* BEGIN SUPPLIED ENTRIES *
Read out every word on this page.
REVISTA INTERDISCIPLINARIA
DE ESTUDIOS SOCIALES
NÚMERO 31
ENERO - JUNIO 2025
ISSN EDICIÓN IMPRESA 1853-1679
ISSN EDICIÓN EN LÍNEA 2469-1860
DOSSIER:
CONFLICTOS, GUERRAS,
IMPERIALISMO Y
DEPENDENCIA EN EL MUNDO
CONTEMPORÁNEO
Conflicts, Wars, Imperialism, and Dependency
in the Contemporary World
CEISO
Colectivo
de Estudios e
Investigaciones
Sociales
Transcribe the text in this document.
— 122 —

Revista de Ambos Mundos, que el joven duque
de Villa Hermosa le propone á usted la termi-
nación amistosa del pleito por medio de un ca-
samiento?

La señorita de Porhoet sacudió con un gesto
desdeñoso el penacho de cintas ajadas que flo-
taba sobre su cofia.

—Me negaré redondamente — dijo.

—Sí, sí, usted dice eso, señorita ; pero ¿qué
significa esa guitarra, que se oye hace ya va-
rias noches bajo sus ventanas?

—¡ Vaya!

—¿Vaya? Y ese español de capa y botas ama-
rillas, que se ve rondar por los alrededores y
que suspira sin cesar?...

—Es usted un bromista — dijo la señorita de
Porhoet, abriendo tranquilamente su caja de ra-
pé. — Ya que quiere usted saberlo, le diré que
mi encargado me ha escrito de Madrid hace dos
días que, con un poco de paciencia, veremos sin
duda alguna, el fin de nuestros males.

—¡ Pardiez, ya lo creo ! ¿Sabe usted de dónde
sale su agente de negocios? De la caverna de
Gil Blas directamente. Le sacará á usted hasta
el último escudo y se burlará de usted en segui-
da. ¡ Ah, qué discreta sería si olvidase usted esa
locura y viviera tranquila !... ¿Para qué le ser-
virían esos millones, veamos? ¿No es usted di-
* END SUPPLIED ENTRIES *
▶ _WORK TO DO_: The records above should be repeated in full, exactly as given.

▶ _OUTPUT FOR THIS TASK_:
Read out every word on this page.
REVISTA INTERDISCIPLINARIA
DE ESTUDIOS SOCIALES
NÚMERO 31
ENERO - JUNIO 2025
ISSN EDICIÓN IMPRESA 1853-1679
ISSN EDICIÓN EN LÍNEA 2469-1860
DOSSIER:
CONFLICTOS, GUERRAS,
IMPERIALISMO Y
DEPENDENCIA EN EL MUNDO
CONTEMPORÁNEO
Conflicts, Wars, Imperialism, and Dependency
in the Contemporary World
CEISO
Colectivo
de Estudios e
Investigaciones
Sociales
Transcribe the text in this document.
— 122 —

Revista de Ambos Mundos, que el joven duque
de Villa Hermosa le propone á usted la termi-
nación amistosa del pleito por medio de un ca-
samiento?

La señorita de Porhoet sacudió con un gesto
desdeñoso el penacho de cintas ajadas que flo-
taba sobre su cofia.

—Me negaré redondamente — dijo.

—Sí, sí, usted dice eso, señorita ; pero ¿qué
significa esa guitarra, que se oye hace ya va-
rias noches bajo sus ventanas?

—¡ Vaya!

—¿Vaya? Y ese español de capa y botas ama-
rillas, que se ve rondar por los alrededores y
que suspira sin cesar?...

—Es usted un bromista — dijo la señorita de
Porhoet, abriendo tranquilamente su caja de ra-
pé. — Ya que quiere usted saberlo, le diré que
mi encargado me ha escrito de Madrid hace dos
días que, con un poco de paciencia, veremos sin
duda alguna, el fin de nuestros males.

—¡ Pardiez, ya lo creo ! ¿Sabe usted de dónde
sale su agente de negocios? De la caverna de
Gil Blas directamente. Le sacará á usted hasta
el último escudo y se burlará de usted en segui-
da. ¡ Ah, qué discreta sería si olvidase usted esa
locura y viviera tranquila !... ¿Para qué le ser-
virían esos millones, veamos? ¿No es usted di-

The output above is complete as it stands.